>> Begin
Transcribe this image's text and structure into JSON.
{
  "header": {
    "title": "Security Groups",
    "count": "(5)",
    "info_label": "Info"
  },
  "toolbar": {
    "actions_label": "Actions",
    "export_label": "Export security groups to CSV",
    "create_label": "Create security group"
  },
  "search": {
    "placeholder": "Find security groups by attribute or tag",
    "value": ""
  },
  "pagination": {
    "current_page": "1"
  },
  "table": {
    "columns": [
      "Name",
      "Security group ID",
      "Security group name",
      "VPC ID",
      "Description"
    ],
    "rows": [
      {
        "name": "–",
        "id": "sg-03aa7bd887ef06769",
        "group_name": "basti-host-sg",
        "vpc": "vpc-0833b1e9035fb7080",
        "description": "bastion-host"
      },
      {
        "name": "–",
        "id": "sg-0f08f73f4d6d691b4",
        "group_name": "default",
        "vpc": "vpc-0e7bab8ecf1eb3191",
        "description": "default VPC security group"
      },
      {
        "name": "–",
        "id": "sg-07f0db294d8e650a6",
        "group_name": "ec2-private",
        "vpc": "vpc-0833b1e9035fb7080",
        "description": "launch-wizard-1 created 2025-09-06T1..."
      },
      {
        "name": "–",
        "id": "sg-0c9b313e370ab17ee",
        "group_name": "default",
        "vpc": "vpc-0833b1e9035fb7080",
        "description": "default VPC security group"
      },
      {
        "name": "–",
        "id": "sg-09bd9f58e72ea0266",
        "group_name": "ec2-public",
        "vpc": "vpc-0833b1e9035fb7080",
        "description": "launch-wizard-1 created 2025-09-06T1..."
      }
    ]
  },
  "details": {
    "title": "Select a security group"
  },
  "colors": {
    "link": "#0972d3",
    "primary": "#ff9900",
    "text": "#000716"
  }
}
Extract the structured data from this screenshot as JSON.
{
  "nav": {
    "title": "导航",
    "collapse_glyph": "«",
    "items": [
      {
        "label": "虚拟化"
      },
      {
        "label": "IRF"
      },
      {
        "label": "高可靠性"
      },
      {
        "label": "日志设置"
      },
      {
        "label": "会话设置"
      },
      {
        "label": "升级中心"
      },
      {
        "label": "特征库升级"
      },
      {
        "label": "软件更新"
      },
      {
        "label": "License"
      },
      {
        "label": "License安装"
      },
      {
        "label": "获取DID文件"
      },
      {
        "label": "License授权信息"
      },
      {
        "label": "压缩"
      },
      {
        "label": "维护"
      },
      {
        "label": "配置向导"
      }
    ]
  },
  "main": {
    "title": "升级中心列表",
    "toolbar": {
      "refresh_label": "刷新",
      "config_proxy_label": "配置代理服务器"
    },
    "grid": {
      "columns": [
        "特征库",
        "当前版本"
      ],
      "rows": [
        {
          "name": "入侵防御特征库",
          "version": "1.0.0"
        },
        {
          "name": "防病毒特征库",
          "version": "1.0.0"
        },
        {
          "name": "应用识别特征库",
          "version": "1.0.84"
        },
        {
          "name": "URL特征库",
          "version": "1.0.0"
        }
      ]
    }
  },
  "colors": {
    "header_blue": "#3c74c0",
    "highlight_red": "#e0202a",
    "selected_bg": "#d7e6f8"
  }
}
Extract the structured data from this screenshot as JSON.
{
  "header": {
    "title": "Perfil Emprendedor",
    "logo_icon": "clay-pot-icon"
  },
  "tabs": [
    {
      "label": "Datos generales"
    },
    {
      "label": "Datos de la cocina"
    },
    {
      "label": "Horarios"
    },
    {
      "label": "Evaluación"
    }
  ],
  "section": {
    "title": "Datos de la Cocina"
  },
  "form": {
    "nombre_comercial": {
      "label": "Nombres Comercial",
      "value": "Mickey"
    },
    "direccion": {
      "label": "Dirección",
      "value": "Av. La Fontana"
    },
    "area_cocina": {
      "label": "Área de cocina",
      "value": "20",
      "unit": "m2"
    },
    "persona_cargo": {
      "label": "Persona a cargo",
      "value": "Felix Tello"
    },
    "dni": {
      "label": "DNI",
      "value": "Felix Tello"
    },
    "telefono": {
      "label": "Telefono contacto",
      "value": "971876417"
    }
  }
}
>> End
>> Begin
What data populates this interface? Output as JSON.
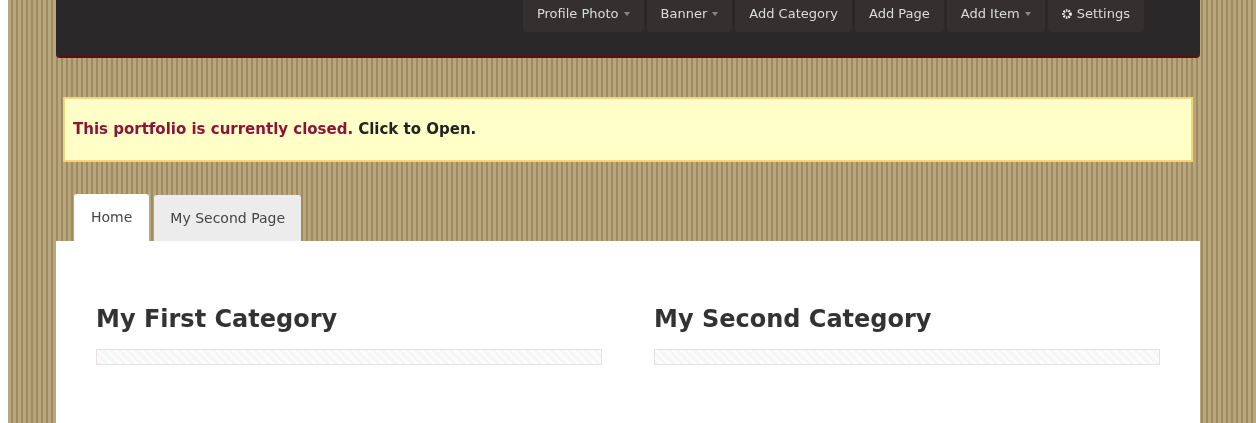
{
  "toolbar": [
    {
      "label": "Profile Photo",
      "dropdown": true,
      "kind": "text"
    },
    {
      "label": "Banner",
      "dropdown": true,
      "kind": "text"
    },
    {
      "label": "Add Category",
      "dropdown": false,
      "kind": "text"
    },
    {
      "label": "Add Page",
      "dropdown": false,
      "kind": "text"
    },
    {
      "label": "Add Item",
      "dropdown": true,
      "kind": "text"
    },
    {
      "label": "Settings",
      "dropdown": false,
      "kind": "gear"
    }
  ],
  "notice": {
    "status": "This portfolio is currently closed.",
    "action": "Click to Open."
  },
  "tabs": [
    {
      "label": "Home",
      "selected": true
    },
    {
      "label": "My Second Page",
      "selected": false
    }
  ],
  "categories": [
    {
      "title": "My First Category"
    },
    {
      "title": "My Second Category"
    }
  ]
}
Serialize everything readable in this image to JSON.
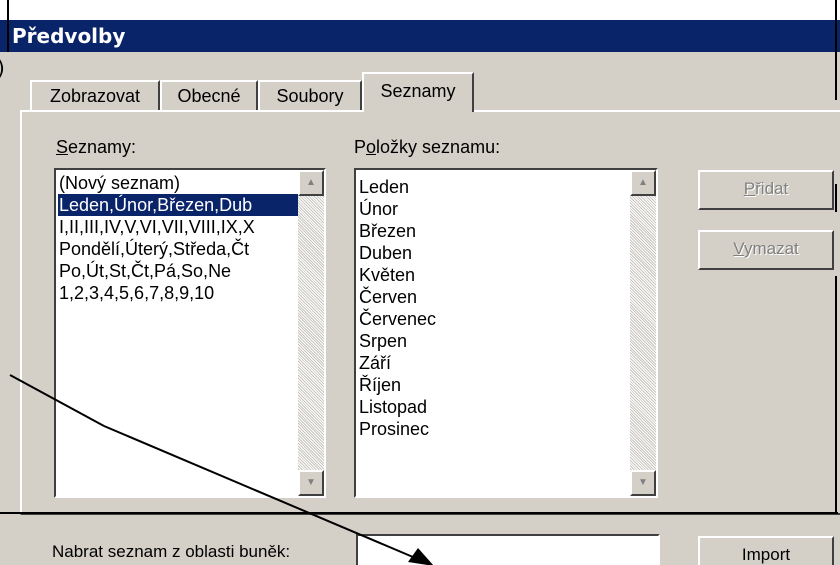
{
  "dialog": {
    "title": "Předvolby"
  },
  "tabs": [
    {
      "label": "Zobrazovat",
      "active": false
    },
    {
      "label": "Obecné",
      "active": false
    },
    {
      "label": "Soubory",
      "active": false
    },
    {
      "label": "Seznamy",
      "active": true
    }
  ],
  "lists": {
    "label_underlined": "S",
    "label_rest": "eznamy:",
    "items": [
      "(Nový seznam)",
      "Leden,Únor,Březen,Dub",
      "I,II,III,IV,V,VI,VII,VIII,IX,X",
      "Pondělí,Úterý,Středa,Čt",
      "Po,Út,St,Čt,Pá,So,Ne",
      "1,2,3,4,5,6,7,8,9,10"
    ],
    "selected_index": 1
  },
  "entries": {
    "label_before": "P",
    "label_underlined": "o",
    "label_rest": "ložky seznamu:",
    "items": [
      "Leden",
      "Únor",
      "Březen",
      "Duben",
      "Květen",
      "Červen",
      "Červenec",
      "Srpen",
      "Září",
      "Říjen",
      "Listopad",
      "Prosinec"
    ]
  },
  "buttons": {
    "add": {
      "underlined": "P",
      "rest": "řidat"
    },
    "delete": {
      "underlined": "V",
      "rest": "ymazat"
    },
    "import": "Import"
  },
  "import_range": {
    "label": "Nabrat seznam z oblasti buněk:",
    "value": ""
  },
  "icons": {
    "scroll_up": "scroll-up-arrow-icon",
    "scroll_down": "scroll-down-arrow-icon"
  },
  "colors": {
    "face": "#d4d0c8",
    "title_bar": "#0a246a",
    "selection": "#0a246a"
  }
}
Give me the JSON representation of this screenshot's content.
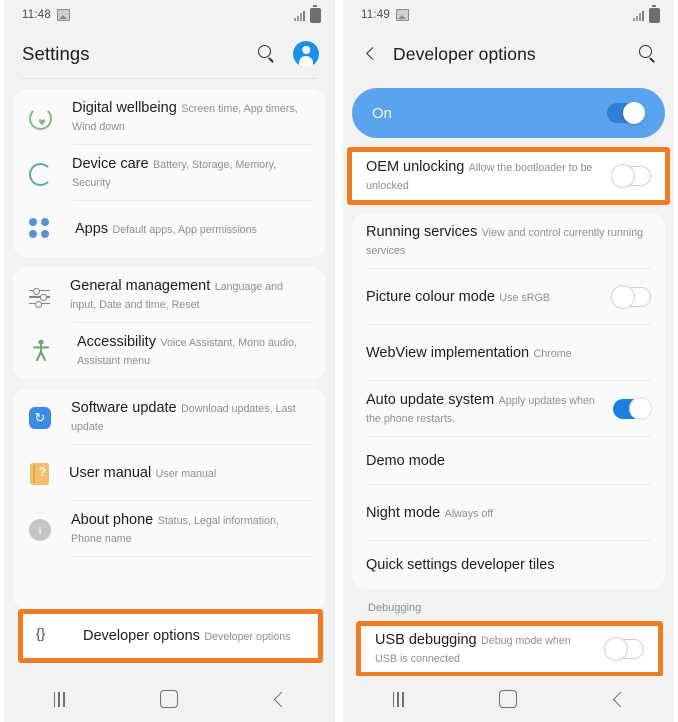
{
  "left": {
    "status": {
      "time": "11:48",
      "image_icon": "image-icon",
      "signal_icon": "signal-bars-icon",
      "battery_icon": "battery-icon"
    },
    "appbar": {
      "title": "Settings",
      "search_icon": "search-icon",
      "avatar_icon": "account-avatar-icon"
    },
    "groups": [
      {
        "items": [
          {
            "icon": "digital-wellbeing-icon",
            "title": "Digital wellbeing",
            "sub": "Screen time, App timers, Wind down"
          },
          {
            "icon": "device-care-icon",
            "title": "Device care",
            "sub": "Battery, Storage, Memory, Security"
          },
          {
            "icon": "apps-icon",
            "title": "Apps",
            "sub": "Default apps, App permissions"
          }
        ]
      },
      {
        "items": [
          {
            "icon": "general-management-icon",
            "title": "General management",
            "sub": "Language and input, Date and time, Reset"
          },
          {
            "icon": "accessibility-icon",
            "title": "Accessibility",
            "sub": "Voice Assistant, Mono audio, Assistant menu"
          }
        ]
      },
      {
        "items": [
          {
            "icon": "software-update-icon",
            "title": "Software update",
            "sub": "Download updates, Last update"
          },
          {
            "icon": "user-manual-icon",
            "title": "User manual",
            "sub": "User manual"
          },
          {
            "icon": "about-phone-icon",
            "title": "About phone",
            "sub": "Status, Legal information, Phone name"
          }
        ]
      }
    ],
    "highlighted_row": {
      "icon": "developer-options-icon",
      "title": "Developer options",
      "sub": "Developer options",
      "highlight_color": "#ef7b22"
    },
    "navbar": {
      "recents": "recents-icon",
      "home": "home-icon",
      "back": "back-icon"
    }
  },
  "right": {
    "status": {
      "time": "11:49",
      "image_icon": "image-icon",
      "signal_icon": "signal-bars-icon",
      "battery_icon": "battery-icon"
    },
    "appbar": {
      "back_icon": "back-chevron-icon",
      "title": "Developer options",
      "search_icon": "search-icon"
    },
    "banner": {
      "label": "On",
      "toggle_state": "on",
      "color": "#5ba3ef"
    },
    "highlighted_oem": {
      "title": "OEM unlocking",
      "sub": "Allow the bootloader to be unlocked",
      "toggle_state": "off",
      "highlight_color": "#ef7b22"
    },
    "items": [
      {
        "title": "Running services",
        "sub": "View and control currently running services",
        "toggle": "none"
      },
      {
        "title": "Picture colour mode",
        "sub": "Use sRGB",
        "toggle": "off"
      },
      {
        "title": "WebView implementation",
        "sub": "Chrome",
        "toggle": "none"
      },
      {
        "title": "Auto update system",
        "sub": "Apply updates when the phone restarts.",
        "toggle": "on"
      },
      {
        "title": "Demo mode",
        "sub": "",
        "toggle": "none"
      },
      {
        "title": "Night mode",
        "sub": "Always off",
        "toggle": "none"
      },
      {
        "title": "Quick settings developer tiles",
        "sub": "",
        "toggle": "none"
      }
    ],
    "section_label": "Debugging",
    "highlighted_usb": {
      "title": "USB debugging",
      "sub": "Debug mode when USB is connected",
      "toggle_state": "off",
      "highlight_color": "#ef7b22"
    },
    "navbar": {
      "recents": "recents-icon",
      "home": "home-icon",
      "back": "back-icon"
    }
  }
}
>> End
◆ Prompt
Extract from the material all lines containing the string "time".

◆ Complete answer
      "time": "11:48",
            "sub": "Screen time, App timers, Wind down"
            "sub": "Language and input, Date and time, Reset"
      "time": "11:49",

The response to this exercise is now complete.